(Dataset items)
[BEGIN]

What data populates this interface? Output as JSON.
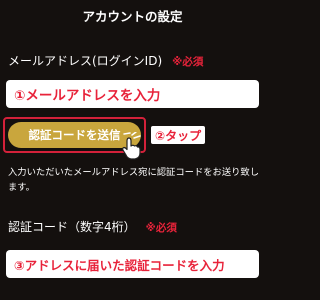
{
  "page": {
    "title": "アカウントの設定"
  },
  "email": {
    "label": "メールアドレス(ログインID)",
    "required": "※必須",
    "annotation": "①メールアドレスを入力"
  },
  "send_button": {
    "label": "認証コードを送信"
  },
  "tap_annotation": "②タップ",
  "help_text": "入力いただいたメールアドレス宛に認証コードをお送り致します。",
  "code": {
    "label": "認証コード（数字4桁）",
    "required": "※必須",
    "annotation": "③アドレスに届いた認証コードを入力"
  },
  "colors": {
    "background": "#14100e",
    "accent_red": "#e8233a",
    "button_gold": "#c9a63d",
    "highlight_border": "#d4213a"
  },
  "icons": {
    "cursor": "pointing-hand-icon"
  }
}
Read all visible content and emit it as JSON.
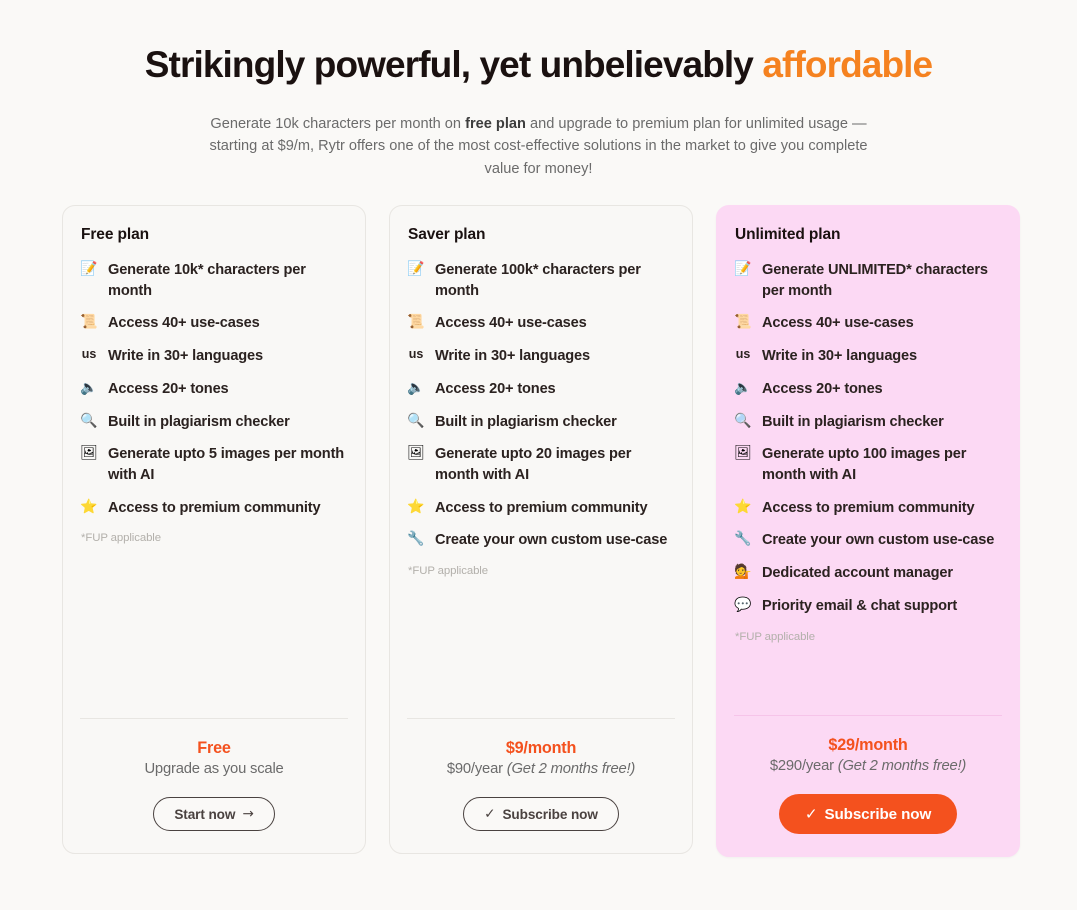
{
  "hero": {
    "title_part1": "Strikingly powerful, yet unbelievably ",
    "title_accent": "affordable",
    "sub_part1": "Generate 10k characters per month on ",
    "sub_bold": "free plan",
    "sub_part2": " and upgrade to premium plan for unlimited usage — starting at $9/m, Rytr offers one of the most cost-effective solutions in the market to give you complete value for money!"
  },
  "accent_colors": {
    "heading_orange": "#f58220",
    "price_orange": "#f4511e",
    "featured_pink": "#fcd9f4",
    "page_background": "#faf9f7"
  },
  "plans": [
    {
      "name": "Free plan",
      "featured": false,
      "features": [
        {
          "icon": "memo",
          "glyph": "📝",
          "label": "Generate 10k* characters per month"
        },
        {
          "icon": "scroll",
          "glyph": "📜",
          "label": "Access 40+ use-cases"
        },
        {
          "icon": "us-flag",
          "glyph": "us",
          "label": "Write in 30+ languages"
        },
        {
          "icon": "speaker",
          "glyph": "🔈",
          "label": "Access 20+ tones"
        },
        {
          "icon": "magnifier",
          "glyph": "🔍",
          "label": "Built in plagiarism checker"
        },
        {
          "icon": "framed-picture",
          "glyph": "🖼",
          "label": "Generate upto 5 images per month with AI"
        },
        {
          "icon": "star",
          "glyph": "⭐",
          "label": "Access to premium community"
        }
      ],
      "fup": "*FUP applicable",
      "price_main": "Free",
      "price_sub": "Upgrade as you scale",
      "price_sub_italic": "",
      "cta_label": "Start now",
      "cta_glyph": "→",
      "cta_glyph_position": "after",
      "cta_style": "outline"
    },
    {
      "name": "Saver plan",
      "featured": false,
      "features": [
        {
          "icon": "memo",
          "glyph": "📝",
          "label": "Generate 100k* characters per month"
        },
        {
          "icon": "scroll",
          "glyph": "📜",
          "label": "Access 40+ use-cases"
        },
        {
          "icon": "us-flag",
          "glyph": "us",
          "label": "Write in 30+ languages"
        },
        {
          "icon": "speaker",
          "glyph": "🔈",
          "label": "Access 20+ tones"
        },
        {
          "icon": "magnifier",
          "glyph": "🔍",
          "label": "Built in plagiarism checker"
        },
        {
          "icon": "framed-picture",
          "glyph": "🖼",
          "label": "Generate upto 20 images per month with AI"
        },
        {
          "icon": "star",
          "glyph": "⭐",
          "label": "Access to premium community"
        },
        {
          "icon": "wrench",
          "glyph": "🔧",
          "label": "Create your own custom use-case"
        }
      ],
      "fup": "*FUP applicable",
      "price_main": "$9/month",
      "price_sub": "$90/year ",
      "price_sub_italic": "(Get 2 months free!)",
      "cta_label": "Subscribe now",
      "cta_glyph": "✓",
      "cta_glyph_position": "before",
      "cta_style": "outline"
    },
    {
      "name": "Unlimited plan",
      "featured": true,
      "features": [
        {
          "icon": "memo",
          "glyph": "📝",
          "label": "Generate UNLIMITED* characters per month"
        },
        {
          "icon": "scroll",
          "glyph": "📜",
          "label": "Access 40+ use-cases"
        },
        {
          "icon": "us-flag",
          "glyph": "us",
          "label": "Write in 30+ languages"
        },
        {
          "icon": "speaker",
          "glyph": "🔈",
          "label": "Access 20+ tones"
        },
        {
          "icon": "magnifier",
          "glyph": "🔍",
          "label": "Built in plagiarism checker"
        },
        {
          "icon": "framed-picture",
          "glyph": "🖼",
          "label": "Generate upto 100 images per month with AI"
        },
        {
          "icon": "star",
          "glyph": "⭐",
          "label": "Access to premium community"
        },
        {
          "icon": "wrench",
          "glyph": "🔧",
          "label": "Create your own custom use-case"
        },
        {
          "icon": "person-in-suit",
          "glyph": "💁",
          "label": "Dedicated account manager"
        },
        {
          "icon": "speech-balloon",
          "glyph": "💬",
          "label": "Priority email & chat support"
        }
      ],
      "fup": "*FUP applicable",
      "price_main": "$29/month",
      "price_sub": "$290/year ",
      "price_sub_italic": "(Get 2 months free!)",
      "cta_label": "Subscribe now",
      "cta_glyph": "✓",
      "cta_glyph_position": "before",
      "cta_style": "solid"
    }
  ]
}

[END]

Written problem ::
Transcribe the whole listing exactly. Pictures are excluded.

Exercise solution ::
What data populates this interface? Output as JSON.
{
  "page": {
    "title": "アカウントの設定"
  },
  "email": {
    "label": "メールアドレス(ログインID)",
    "required": "※必須",
    "annotation": "①メールアドレスを入力"
  },
  "send_button": {
    "label": "認証コードを送信"
  },
  "tap_annotation": "②タップ",
  "help_text": "入力いただいたメールアドレス宛に認証コードをお送り致します。",
  "code": {
    "label": "認証コード（数字4桁）",
    "required": "※必須",
    "annotation": "③アドレスに届いた認証コードを入力"
  },
  "colors": {
    "background": "#14100e",
    "accent_red": "#e8233a",
    "button_gold": "#c9a63d",
    "highlight_border": "#d4213a"
  },
  "icons": {
    "cursor": "pointing-hand-icon"
  }
}
Read all visible content and emit it as JSON.
{
  "hero": {
    "title_part1": "Strikingly powerful, yet unbelievably ",
    "title_accent": "affordable",
    "sub_part1": "Generate 10k characters per month on ",
    "sub_bold": "free plan",
    "sub_part2": " and upgrade to premium plan for unlimited usage — starting at $9/m, Rytr offers one of the most cost-effective solutions in the market to give you complete value for money!"
  },
  "accent_colors": {
    "heading_orange": "#f58220",
    "price_orange": "#f4511e",
    "featured_pink": "#fcd9f4",
    "page_background": "#faf9f7"
  },
  "plans": [
    {
      "name": "Free plan",
      "featured": false,
      "features": [
        {
          "icon": "memo",
          "glyph": "📝",
          "label": "Generate 10k* characters per month"
        },
        {
          "icon": "scroll",
          "glyph": "📜",
          "label": "Access 40+ use-cases"
        },
        {
          "icon": "us-flag",
          "glyph": "us",
          "label": "Write in 30+ languages"
        },
        {
          "icon": "speaker",
          "glyph": "🔈",
          "label": "Access 20+ tones"
        },
        {
          "icon": "magnifier",
          "glyph": "🔍",
          "label": "Built in plagiarism checker"
        },
        {
          "icon": "framed-picture",
          "glyph": "🖼",
          "label": "Generate upto 5 images per month with AI"
        },
        {
          "icon": "star",
          "glyph": "⭐",
          "label": "Access to premium community"
        }
      ],
      "fup": "*FUP applicable",
      "price_main": "Free",
      "price_sub": "Upgrade as you scale",
      "price_sub_italic": "",
      "cta_label": "Start now",
      "cta_glyph": "→",
      "cta_glyph_position": "after",
      "cta_style": "outline"
    },
    {
      "name": "Saver plan",
      "featured": false,
      "features": [
        {
          "icon": "memo",
          "glyph": "📝",
          "label": "Generate 100k* characters per month"
        },
        {
          "icon": "scroll",
          "glyph": "📜",
          "label": "Access 40+ use-cases"
        },
        {
          "icon": "us-flag",
          "glyph": "us",
          "label": "Write in 30+ languages"
        },
        {
          "icon": "speaker",
          "glyph": "🔈",
          "label": "Access 20+ tones"
        },
        {
          "icon": "magnifier",
          "glyph": "🔍",
          "label": "Built in plagiarism checker"
        },
        {
          "icon": "framed-picture",
          "glyph": "🖼",
          "label": "Generate upto 20 images per month with AI"
        },
        {
          "icon": "star",
          "glyph": "⭐",
          "label": "Access to premium community"
        },
        {
          "icon": "wrench",
          "glyph": "🔧",
          "label": "Create your own custom use-case"
        }
      ],
      "fup": "*FUP applicable",
      "price_main": "$9/month",
      "price_sub": "$90/year ",
      "price_sub_italic": "(Get 2 months free!)",
      "cta_label": "Subscribe now",
      "cta_glyph": "✓",
      "cta_glyph_position": "before",
      "cta_style": "outline"
    },
    {
      "name": "Unlimited plan",
      "featured": true,
      "features": [
        {
          "icon": "memo",
          "glyph": "📝",
          "label": "Generate UNLIMITED* characters per month"
        },
        {
          "icon": "scroll",
          "glyph": "📜",
          "label": "Access 40+ use-cases"
        },
        {
          "icon": "us-flag",
          "glyph": "us",
          "label": "Write in 30+ languages"
        },
        {
          "icon": "speaker",
          "glyph": "🔈",
          "label": "Access 20+ tones"
        },
        {
          "icon": "magnifier",
          "glyph": "🔍",
          "label": "Built in plagiarism checker"
        },
        {
          "icon": "framed-picture",
          "glyph": "🖼",
          "label": "Generate upto 100 images per month with AI"
        },
        {
          "icon": "star",
          "glyph": "⭐",
          "label": "Access to premium community"
        },
        {
          "icon": "wrench",
          "glyph": "🔧",
          "label": "Create your own custom use-case"
        },
        {
          "icon": "person-in-suit",
          "glyph": "💁",
          "label": "Dedicated account manager"
        },
        {
          "icon": "speech-balloon",
          "glyph": "💬",
          "label": "Priority email & chat support"
        }
      ],
      "fup": "*FUP applicable",
      "price_main": "$29/month",
      "price_sub": "$290/year ",
      "price_sub_italic": "(Get 2 months free!)",
      "cta_label": "Subscribe now",
      "cta_glyph": "✓",
      "cta_glyph_position": "before",
      "cta_style": "solid"
    }
  ]
}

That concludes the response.